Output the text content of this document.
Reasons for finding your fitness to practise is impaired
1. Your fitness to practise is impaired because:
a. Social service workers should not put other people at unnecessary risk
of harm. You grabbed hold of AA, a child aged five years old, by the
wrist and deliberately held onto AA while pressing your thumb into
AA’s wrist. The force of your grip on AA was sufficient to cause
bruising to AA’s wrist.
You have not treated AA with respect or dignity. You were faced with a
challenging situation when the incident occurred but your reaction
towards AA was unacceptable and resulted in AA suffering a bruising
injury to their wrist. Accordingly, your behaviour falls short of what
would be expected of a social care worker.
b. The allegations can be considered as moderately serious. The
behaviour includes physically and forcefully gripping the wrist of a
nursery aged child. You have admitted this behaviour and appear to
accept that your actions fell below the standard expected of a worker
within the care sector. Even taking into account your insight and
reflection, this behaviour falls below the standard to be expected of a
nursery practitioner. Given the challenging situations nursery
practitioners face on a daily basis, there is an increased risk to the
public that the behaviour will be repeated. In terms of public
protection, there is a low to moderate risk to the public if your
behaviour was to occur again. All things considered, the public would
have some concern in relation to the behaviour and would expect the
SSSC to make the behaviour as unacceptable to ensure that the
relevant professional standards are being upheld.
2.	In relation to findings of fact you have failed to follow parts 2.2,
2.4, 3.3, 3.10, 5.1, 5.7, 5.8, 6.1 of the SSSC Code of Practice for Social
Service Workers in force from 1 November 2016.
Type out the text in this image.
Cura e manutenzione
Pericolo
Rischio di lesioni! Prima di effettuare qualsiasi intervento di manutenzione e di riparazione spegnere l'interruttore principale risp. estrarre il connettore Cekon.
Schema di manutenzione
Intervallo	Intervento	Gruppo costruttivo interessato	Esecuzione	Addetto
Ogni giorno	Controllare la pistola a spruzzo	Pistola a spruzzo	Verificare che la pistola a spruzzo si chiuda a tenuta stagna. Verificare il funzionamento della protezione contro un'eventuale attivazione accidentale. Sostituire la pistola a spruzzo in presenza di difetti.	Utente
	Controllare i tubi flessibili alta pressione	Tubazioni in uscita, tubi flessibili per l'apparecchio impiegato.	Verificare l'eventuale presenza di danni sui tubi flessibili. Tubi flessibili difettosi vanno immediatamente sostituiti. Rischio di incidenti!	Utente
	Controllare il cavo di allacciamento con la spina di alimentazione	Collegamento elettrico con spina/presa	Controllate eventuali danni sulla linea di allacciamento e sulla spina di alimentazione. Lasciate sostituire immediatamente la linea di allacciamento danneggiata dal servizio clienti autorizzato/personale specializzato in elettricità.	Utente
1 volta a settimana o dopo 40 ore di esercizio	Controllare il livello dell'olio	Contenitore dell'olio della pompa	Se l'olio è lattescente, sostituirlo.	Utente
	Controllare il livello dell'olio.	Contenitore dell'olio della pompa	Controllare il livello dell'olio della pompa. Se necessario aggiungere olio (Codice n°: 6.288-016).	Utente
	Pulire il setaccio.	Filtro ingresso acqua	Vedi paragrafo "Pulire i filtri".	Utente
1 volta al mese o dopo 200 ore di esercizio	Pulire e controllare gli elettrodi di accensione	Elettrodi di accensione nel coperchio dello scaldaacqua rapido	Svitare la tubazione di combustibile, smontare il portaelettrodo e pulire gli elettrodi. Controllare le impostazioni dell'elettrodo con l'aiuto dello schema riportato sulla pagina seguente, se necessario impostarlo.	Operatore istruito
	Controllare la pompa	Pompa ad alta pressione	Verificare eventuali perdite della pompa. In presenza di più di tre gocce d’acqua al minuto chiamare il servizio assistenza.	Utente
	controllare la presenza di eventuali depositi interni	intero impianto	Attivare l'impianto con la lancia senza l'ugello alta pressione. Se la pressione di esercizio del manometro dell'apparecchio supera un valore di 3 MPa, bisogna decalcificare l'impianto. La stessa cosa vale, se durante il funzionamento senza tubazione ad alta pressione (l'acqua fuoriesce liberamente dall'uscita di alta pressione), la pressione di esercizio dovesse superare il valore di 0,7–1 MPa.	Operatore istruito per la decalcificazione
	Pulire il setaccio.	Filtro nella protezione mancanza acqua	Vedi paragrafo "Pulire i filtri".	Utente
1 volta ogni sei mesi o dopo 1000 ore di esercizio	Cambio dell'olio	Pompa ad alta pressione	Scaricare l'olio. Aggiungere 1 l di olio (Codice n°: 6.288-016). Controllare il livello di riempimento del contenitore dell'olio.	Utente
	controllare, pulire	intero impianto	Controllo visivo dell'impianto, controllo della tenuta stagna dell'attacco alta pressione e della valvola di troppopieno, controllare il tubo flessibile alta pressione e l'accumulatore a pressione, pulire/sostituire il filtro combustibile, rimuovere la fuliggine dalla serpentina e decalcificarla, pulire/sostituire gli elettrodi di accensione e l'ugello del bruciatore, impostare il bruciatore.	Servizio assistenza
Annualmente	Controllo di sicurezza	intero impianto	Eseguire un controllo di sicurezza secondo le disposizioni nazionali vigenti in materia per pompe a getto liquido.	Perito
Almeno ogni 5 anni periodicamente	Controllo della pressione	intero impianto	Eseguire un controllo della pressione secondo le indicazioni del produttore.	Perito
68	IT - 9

**EXERCISE GOAL**
Read the entries and select each line where the word "eventuale" is found.

**REPLY**
Ogni giorno	Controllare la pistola a spruzzo	Pistola a spruzzo	Verificare che la pistola a spruzzo si chiuda a tenuta stagna. Verificare il funzionamento della protezione contro un'eventuale attivazione accidentale. Sostituire la pistola a spruzzo in presenza di difetti.	Utente
	Controllare i tubi flessibili alta pressione	Tubazioni in uscita, tubi flessibili per l'apparecchio impiegato.	Verificare l'eventuale presenza di danni sui tubi flessibili. Tubi flessibili difettosi vanno immediatamente sostituiti. Rischio di incidenti!	Utente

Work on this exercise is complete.